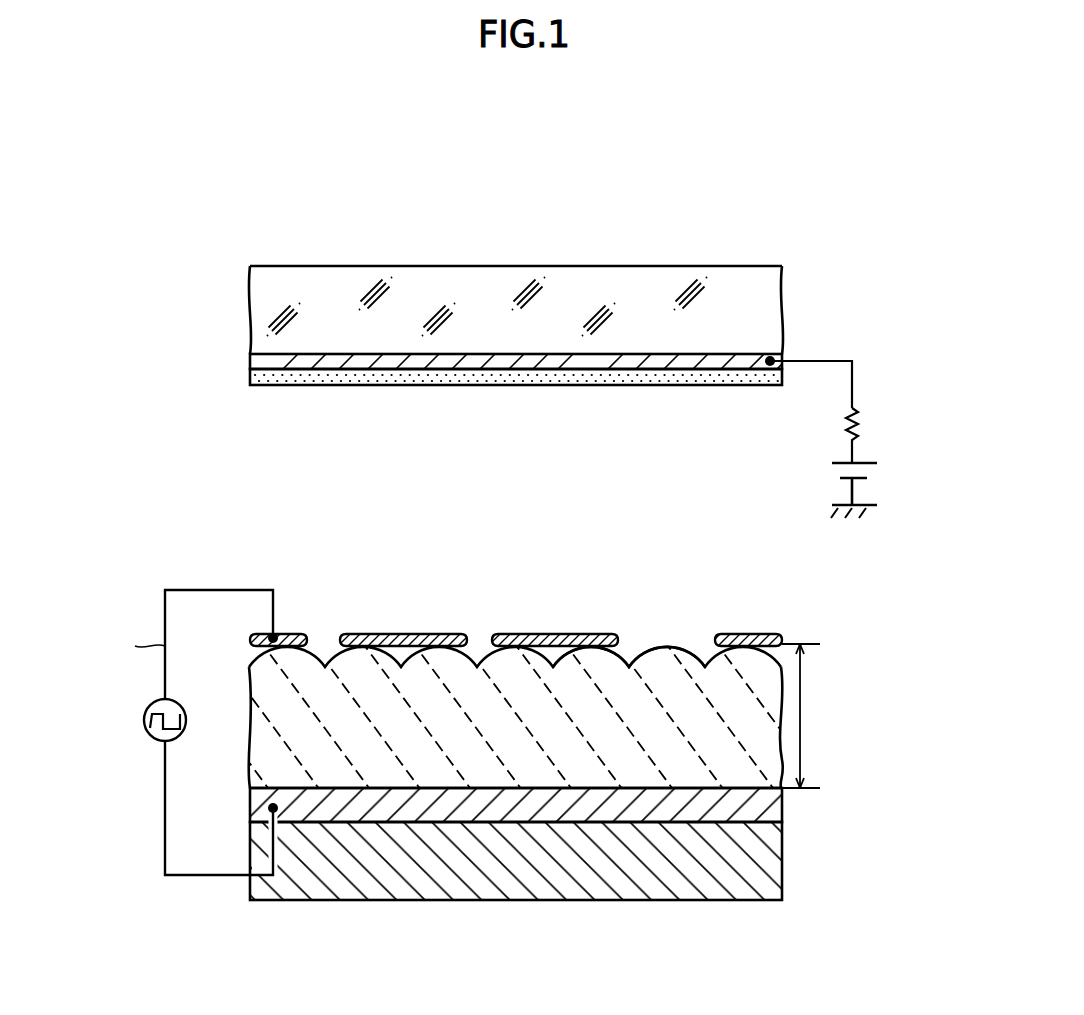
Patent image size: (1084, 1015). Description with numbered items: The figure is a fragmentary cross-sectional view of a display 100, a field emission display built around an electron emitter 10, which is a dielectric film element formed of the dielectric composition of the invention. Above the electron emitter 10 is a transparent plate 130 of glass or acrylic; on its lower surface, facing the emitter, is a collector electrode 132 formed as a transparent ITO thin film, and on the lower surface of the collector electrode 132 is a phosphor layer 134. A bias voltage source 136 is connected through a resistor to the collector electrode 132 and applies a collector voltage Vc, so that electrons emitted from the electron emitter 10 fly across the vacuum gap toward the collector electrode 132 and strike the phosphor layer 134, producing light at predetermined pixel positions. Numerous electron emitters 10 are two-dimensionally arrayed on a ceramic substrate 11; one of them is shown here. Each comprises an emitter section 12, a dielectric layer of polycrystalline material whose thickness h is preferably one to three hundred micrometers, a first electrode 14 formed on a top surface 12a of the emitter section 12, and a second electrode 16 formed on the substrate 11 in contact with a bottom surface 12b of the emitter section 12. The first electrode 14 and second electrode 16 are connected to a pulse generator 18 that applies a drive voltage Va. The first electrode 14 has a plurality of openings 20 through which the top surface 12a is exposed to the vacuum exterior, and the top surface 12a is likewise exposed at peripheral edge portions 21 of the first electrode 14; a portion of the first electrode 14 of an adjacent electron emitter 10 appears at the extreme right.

The display 100 is at (775, 192).
The transparent plate 130 is at (250, 318).
The collector electrode 132 is at (250, 360).
The phosphor layer 134 is at (250, 383).
The bias voltage source 136 is at (832, 464).
The electron emitter 10 is at (407, 557).
The ceramic substrate 11 is at (250, 897).
The emitter section 12 is at (250, 692).
The top surface 12a is at (490, 648).
The bottom surface 12b is at (250, 790).
The first electrode 14 is at (366, 634).
The second electrode 16 is at (250, 808).
The pulse generator 18 is at (144, 721).
The openings 20 is at (313, 617).
The peripheral edge portions 21 is at (628, 643).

+---+

WHAT IS NEEDED:
Render everything from the start of the lines down through the line containing "The first electrode 14 is at (366, 634)." as a JSON list of strings, one string per line. Omit blank lines and leave the pictures out of the answer.

EXERCISE OUTPUT:
[
  "Patent image size: (1084, 1015). Description with numbered items: The figure is a fragmentary cross-sectional view of a display 100, a field emission display built around an electron emitter 10, which is a dielectric film element formed of the dielectric composition of the invention. Above the electron emitter 10 is a transparent plate 130 of glass or acrylic; on its lower surface, facing the emitter, is a collector electrode 132 formed as a transparent ITO thin film, and on the lower surface of the collector electrode 132 is a phosphor layer 134. A bias voltage source 136 is connected through a resistor to the collector electrode 132 and applies a collector voltage Vc, so that electrons emitted from the electron emitter 10 fly across the vacuum gap toward the collector electrode 132 and strike the phosphor layer 134, producing light at predetermined pixel positions. Numerous electron emitters 10 are two-dimensionally arrayed on a ceramic substrate 11; one of them is shown here. Each comprises an emitter section 12, a dielectric layer of polycrystalline material whose thickness h is preferably one to three hundred micrometers, a first electrode 14 formed on a top surface 12a of the emitter section 12, and a second electrode 16 formed on the substrate 11 in contact with a bottom surface 12b of the emitter section 12. The first electrode 14 and second electrode 16 are connected to a pulse generator 18 that applies a drive voltage Va. The first electrode 14 has a plurality of openings 20 through which the top surface 12a is exposed to the vacuum exterior, and the top surface 12a is likewise exposed at peripheral edge portions 21 of the first electrode 14; a portion of the first electrode 14 of an adjacent electron emitter 10 appears at the extreme right.",
  "The display 100 is at (775, 192).",
  "The transparent plate 130 is at (250, 318).",
  "The collector electrode 132 is at (250, 360).",
  "The phosphor layer 134 is at (250, 383).",
  "The bias voltage source 136 is at (832, 464).",
  "The electron emitter 10 is at (407, 557).",
  "The ceramic substrate 11 is at (250, 897).",
  "The emitter section 12 is at (250, 692).",
  "The top surface 12a is at (490, 648).",
  "The bottom surface 12b is at (250, 790).",
  "The first electrode 14 is at (366, 634)."
]